The main types of nonsurgical skin-tightening technologies include radiofrequency, infrared light, ultrasound, microneedling with radiofrequency, and subdermal minimally-invasive radiofrequency.
Treatment protocols have evolved over the years to focus on reduced energy settings and multipass techniques, making the procedures safer and more comfortable for patients.
All skin-tightening devices work by the introduction of energy to create heat within the skin or underlying structures. These devices elicit mechanical and biochemical effects that lead to both immediate contraction of collagen fibers, and delayed remodeling and neocollagenesis via wound healing.
Patient selection is key for best results and overall patient satisfaction.
Ideal candidates for nonablative approaches include those patients concerned with risks and recovery of more invasive procedures, and those willing to accept lesser efficacy in exchange for improved side effect and healing time profiles.
Noninvasive and minimally invasive skin-tightening devices are capable of improving both skin laxity and facial contours. The physician must analyze the patient's three-dimensional facial and neck structures, dynamically and at rest, to determine the regions most amenable to therapy, which typically include the upper face/brow and the lower face/jawline.
Skin-tightening procedures can be performed along with fillers, neurotoxins, or other laser- or light-based devices to address multiple issues and achieve a more global improvement: synergy amongst these modalities leads to enhanced patient satisfaction.
Very rarely patients may experience side effects related to overly-aggressive treatment, such as burns, indentations, scars, or changes in pigmentation. The overall incidence of such problems is extremely low with all current devices, owing to updated and improved protocol trends, the use of lower energies, and regular patient feedback as a guide to safe energy delivery.

────────────────

### Exercise aim:
Copy the passage on nonsurgical skin tightening word for word, from its first sentence to its last.

────────────────

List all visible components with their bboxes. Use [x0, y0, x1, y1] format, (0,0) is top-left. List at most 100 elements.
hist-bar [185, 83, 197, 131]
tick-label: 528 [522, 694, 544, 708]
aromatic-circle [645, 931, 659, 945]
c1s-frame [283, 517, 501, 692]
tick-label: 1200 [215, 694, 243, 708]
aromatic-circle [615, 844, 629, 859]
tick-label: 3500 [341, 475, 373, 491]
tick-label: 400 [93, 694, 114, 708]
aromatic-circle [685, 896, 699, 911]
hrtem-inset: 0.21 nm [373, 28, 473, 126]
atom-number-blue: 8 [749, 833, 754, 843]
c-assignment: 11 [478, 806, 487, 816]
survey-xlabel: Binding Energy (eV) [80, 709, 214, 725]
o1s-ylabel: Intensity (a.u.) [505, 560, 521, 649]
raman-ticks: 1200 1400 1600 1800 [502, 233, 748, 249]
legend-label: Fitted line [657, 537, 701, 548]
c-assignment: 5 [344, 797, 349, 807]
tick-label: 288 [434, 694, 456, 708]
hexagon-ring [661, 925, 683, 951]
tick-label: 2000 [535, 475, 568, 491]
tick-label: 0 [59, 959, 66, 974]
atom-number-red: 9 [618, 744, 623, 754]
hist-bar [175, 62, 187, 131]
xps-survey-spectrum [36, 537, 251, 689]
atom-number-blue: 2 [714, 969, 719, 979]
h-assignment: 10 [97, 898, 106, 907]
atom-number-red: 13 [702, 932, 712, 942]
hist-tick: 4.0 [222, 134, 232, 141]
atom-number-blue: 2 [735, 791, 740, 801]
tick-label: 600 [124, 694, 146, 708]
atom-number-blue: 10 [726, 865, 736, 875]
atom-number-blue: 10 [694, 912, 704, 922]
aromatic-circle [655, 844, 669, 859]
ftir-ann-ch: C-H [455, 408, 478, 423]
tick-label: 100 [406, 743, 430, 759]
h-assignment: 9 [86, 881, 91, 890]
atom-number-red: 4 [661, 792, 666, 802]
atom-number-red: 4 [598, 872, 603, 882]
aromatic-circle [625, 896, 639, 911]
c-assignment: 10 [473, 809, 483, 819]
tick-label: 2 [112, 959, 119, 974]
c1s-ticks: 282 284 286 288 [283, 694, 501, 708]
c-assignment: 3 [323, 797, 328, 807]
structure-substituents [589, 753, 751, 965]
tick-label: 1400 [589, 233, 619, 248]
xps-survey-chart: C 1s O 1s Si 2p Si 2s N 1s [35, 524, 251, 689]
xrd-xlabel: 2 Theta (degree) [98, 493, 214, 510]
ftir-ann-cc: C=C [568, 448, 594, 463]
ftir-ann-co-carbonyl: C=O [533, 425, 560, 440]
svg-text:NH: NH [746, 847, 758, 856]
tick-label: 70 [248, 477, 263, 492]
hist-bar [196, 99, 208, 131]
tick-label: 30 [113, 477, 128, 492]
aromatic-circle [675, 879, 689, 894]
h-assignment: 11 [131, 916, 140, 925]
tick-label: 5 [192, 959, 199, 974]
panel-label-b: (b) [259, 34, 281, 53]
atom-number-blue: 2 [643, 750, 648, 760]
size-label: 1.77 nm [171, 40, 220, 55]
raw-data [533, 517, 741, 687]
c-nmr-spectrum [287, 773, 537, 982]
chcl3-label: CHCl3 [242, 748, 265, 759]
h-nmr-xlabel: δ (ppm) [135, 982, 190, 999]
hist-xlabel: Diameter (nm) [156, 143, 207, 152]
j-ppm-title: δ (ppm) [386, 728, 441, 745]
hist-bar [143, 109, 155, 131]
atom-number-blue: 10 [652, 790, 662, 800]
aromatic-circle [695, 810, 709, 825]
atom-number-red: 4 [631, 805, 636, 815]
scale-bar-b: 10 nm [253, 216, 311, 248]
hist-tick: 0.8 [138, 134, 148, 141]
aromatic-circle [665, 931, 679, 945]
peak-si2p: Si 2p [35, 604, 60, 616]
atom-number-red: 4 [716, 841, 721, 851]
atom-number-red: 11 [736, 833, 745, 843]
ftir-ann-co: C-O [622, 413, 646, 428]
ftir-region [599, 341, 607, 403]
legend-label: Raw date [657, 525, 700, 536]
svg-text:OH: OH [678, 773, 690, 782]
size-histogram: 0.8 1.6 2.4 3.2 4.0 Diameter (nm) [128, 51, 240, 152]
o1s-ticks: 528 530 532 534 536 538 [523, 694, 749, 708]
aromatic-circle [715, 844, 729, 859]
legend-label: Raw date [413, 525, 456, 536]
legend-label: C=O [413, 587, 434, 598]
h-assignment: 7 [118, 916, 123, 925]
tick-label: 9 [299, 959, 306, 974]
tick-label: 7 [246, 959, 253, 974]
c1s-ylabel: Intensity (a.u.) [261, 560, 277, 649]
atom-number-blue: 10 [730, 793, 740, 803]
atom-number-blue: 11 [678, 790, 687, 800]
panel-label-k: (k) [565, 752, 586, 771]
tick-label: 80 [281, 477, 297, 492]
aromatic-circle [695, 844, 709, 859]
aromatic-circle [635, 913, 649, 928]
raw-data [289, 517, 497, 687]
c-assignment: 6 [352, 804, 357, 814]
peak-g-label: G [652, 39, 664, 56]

────────────────

### Answer box:
The main types of nonsurgical skin-tightening technologies include radiofrequency, infrared light, ultrasound, microneedling with radiofrequency, and subdermal minimally-invasive radiofrequency.
Treatment protocols have evolved over the years to focus on reduced energy settings and multipass techniques, making the procedures safer and more comfortable for patients.
All skin-tightening devices work by the introduction of energy to create heat within the skin or underlying structures. These devices elicit mechanical and biochemical effects that lead to both immediate contraction of collagen fibers, and delayed remodeling and neocollagenesis via wound healing.
Patient selection is key for best results and overall patient satisfaction.
Ideal candidates for nonablative approaches include those patients concerned with risks and recovery of more invasive procedures, and those willing to accept lesser efficacy in exchange for improved side effect and healing time profiles.
Noninvasive and minimally invasive skin-tightening devices are capable of improving both skin laxity and facial contours. The physician must analyze the patient's three-dimensional facial and neck structures, dynamically and at rest, to determine the regions most amenable to therapy, which typically include the upper face/brow and the lower face/jawline.
Skin-tightening procedures can be performed along with fillers, neurotoxins, or other laser- or light-based devices to address multiple issues and achieve a more global improvement: synergy amongst these modalities leads to enhanced patient satisfaction.
Very rarely patients may experience side effects related to overly-aggressive treatment, such as burns, indentations, scars, or changes in pigmentation. The overall incidence of such problems is extremely low with all current devices, owing to updated and improved protocol trends, the use of lower energies, and regular patient feedback as a guide to safe energy delivery.